§ **DIRECTION**:
Please give the listing again in its entirety, exactly as written.

§ **Saved entries**:
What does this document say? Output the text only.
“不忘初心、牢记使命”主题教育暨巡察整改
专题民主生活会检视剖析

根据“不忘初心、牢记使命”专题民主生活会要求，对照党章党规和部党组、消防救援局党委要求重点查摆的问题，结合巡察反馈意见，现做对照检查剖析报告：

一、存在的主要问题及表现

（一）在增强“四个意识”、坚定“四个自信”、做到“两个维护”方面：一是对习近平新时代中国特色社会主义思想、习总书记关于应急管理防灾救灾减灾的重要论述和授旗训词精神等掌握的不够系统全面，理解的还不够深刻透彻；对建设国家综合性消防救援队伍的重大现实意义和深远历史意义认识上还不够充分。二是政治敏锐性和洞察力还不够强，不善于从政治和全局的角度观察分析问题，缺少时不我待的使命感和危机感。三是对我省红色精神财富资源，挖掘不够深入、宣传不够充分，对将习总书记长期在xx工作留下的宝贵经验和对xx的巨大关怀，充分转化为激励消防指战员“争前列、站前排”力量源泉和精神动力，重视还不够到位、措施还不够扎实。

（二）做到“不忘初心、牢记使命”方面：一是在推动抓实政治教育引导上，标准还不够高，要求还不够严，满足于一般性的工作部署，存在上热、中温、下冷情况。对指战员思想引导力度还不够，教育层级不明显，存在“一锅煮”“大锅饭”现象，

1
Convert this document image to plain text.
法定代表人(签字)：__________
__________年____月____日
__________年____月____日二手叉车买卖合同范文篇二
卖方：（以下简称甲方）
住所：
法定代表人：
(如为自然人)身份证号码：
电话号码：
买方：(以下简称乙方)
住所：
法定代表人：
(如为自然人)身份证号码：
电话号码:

§ **ANSWER TO THIS PROBLEM**:
What does this document say? Output the text only.
“不忘初心、牢记使命”主题教育暨巡察整改
专题民主生活会检视剖析

根据“不忘初心、牢记使命”专题民主生活会要求，对照党章党规和部党组、消防救援局党委要求重点查摆的问题，结合巡察反馈意见，现做对照检查剖析报告：

一、存在的主要问题及表现

（一）在增强“四个意识”、坚定“四个自信”、做到“两个维护”方面：一是对习近平新时代中国特色社会主义思想、习总书记关于应急管理防灾救灾减灾的重要论述和授旗训词精神等掌握的不够系统全面，理解的还不够深刻透彻；对建设国家综合性消防救援队伍的重大现实意义和深远历史意义认识上还不够充分。二是政治敏锐性和洞察力还不够强，不善于从政治和全局的角度观察分析问题，缺少时不我待的使命感和危机感。三是对我省红色精神财富资源，挖掘不够深入、宣传不够充分，对将习总书记长期在xx工作留下的宝贵经验和对xx的巨大关怀，充分转化为激励消防指战员“争前列、站前排”力量源泉和精神动力，重视还不够到位、措施还不够扎实。

（二）做到“不忘初心、牢记使命”方面：一是在推动抓实政治教育引导上，标准还不够高，要求还不够严，满足于一般性的工作部署，存在上热、中温、下冷情况。对指战员思想引导力度还不够，教育层级不明显，存在“一锅煮”“大锅饭”现象，

1
Convert this document image to plain text.
法定代表人(签字)：__________
__________年____月____日
__________年____月____日二手叉车买卖合同范文篇二
卖方：（以下简称甲方）
住所：
法定代表人：
(如为自然人)身份证号码：
电话号码：
买方：(以下简称乙方)
住所：
法定代表人：
(如为自然人)身份证号码：
电话号码:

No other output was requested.